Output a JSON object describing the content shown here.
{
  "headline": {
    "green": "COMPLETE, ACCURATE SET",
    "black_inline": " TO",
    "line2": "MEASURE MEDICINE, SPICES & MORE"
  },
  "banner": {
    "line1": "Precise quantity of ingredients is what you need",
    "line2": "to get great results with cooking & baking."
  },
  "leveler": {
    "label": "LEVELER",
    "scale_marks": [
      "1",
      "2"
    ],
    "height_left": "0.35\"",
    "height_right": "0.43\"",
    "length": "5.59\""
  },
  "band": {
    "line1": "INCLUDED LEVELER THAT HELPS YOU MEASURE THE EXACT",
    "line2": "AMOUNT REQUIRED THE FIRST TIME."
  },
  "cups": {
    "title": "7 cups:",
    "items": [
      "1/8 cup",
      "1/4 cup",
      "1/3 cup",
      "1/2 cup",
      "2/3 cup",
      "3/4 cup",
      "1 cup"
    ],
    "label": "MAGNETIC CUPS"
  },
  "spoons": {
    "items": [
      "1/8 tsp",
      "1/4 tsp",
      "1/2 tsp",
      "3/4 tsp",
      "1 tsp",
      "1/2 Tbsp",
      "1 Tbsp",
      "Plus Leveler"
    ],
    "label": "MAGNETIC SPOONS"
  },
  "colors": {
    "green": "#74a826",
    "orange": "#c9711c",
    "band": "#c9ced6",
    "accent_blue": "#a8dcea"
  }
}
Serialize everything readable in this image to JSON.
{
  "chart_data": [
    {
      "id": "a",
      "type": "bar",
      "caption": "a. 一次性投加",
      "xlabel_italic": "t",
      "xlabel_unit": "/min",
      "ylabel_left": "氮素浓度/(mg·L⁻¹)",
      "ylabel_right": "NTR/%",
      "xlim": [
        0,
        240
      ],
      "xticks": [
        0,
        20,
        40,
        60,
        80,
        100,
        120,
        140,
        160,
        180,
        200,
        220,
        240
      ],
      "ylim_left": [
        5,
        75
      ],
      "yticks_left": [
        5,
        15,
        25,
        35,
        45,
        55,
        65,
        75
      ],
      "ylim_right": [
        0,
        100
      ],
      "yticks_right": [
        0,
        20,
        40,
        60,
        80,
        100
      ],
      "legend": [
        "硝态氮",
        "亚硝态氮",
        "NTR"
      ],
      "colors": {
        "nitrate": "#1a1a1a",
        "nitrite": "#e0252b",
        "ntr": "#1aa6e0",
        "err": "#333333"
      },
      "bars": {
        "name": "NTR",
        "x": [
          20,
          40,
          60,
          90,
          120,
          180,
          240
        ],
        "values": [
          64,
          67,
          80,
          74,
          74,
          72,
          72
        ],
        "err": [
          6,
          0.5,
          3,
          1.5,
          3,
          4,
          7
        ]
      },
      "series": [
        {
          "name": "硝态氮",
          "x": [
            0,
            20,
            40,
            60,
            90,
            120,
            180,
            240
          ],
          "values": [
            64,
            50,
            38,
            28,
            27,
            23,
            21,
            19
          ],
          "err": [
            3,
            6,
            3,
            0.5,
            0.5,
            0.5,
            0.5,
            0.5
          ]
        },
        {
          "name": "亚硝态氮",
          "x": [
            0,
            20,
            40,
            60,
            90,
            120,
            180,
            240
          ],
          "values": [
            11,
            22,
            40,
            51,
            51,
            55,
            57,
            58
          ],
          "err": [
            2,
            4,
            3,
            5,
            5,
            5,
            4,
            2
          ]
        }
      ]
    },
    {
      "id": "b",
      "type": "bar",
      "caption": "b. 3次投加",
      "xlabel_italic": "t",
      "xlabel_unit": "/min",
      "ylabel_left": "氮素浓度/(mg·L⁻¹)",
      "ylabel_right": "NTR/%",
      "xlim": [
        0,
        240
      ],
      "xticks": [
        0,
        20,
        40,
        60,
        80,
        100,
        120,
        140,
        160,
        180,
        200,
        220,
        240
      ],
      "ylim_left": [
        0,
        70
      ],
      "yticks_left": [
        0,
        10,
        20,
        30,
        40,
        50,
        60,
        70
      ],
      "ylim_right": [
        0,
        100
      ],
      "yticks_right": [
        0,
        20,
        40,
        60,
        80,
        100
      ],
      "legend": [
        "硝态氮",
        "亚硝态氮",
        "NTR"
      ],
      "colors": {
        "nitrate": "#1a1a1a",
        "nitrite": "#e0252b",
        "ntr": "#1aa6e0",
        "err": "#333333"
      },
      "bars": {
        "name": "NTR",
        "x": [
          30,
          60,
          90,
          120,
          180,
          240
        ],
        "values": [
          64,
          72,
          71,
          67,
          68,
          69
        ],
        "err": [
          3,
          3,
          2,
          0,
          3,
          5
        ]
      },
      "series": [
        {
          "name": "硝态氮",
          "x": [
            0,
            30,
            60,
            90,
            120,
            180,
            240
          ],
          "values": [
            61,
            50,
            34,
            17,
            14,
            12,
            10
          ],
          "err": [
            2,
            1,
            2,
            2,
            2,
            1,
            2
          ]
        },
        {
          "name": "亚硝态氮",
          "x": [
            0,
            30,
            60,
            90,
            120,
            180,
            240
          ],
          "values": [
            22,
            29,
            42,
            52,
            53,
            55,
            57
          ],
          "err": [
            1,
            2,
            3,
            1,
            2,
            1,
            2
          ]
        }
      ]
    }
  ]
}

┄┄┄┄┄┄┄┄┄┄┄┄┄┄┄┄┄┄┄┄

In full and verbatim, repeat the records given above.

Output a JSON object describing the content shown here.
{
  "headline": {
    "green": "COMPLETE, ACCURATE SET",
    "black_inline": " TO",
    "line2": "MEASURE MEDICINE, SPICES & MORE"
  },
  "banner": {
    "line1": "Precise quantity of ingredients is what you need",
    "line2": "to get great results with cooking & baking."
  },
  "leveler": {
    "label": "LEVELER",
    "scale_marks": [
      "1",
      "2"
    ],
    "height_left": "0.35\"",
    "height_right": "0.43\"",
    "length": "5.59\""
  },
  "band": {
    "line1": "INCLUDED LEVELER THAT HELPS YOU MEASURE THE EXACT",
    "line2": "AMOUNT REQUIRED THE FIRST TIME."
  },
  "cups": {
    "title": "7 cups:",
    "items": [
      "1/8 cup",
      "1/4 cup",
      "1/3 cup",
      "1/2 cup",
      "2/3 cup",
      "3/4 cup",
      "1 cup"
    ],
    "label": "MAGNETIC CUPS"
  },
  "spoons": {
    "items": [
      "1/8 tsp",
      "1/4 tsp",
      "1/2 tsp",
      "3/4 tsp",
      "1 tsp",
      "1/2 Tbsp",
      "1 Tbsp",
      "Plus Leveler"
    ],
    "label": "MAGNETIC SPOONS"
  },
  "colors": {
    "green": "#74a826",
    "orange": "#c9711c",
    "band": "#c9ced6",
    "accent_blue": "#a8dcea"
  }
}
Serialize everything readable in this image to JSON.
{
  "chart_data": [
    {
      "id": "a",
      "type": "bar",
      "caption": "a. 一次性投加",
      "xlabel_italic": "t",
      "xlabel_unit": "/min",
      "ylabel_left": "氮素浓度/(mg·L⁻¹)",
      "ylabel_right": "NTR/%",
      "xlim": [
        0,
        240
      ],
      "xticks": [
        0,
        20,
        40,
        60,
        80,
        100,
        120,
        140,
        160,
        180,
        200,
        220,
        240
      ],
      "ylim_left": [
        5,
        75
      ],
      "yticks_left": [
        5,
        15,
        25,
        35,
        45,
        55,
        65,
        75
      ],
      "ylim_right": [
        0,
        100
      ],
      "yticks_right": [
        0,
        20,
        40,
        60,
        80,
        100
      ],
      "legend": [
        "硝态氮",
        "亚硝态氮",
        "NTR"
      ],
      "colors": {
        "nitrate": "#1a1a1a",
        "nitrite": "#e0252b",
        "ntr": "#1aa6e0",
        "err": "#333333"
      },
      "bars": {
        "name": "NTR",
        "x": [
          20,
          40,
          60,
          90,
          120,
          180,
          240
        ],
        "values": [
          64,
          67,
          80,
          74,
          74,
          72,
          72
        ],
        "err": [
          6,
          0.5,
          3,
          1.5,
          3,
          4,
          7
        ]
      },
      "series": [
        {
          "name": "硝态氮",
          "x": [
            0,
            20,
            40,
            60,
            90,
            120,
            180,
            240
          ],
          "values": [
            64,
            50,
            38,
            28,
            27,
            23,
            21,
            19
          ],
          "err": [
            3,
            6,
            3,
            0.5,
            0.5,
            0.5,
            0.5,
            0.5
          ]
        },
        {
          "name": "亚硝态氮",
          "x": [
            0,
            20,
            40,
            60,
            90,
            120,
            180,
            240
          ],
          "values": [
            11,
            22,
            40,
            51,
            51,
            55,
            57,
            58
          ],
          "err": [
            2,
            4,
            3,
            5,
            5,
            5,
            4,
            2
          ]
        }
      ]
    },
    {
      "id": "b",
      "type": "bar",
      "caption": "b. 3次投加",
      "xlabel_italic": "t",
      "xlabel_unit": "/min",
      "ylabel_left": "氮素浓度/(mg·L⁻¹)",
      "ylabel_right": "NTR/%",
      "xlim": [
        0,
        240
      ],
      "xticks": [
        0,
        20,
        40,
        60,
        80,
        100,
        120,
        140,
        160,
        180,
        200,
        220,
        240
      ],
      "ylim_left": [
        0,
        70
      ],
      "yticks_left": [
        0,
        10,
        20,
        30,
        40,
        50,
        60,
        70
      ],
      "ylim_right": [
        0,
        100
      ],
      "yticks_right": [
        0,
        20,
        40,
        60,
        80,
        100
      ],
      "legend": [
        "硝态氮",
        "亚硝态氮",
        "NTR"
      ],
      "colors": {
        "nitrate": "#1a1a1a",
        "nitrite": "#e0252b",
        "ntr": "#1aa6e0",
        "err": "#333333"
      },
      "bars": {
        "name": "NTR",
        "x": [
          30,
          60,
          90,
          120,
          180,
          240
        ],
        "values": [
          64,
          72,
          71,
          67,
          68,
          69
        ],
        "err": [
          3,
          3,
          2,
          0,
          3,
          5
        ]
      },
      "series": [
        {
          "name": "硝态氮",
          "x": [
            0,
            30,
            60,
            90,
            120,
            180,
            240
          ],
          "values": [
            61,
            50,
            34,
            17,
            14,
            12,
            10
          ],
          "err": [
            2,
            1,
            2,
            2,
            2,
            1,
            2
          ]
        },
        {
          "name": "亚硝态氮",
          "x": [
            0,
            30,
            60,
            90,
            120,
            180,
            240
          ],
          "values": [
            22,
            29,
            42,
            52,
            53,
            55,
            57
          ],
          "err": [
            1,
            2,
            3,
            1,
            2,
            1,
            2
          ]
        }
      ]
    }
  ]
}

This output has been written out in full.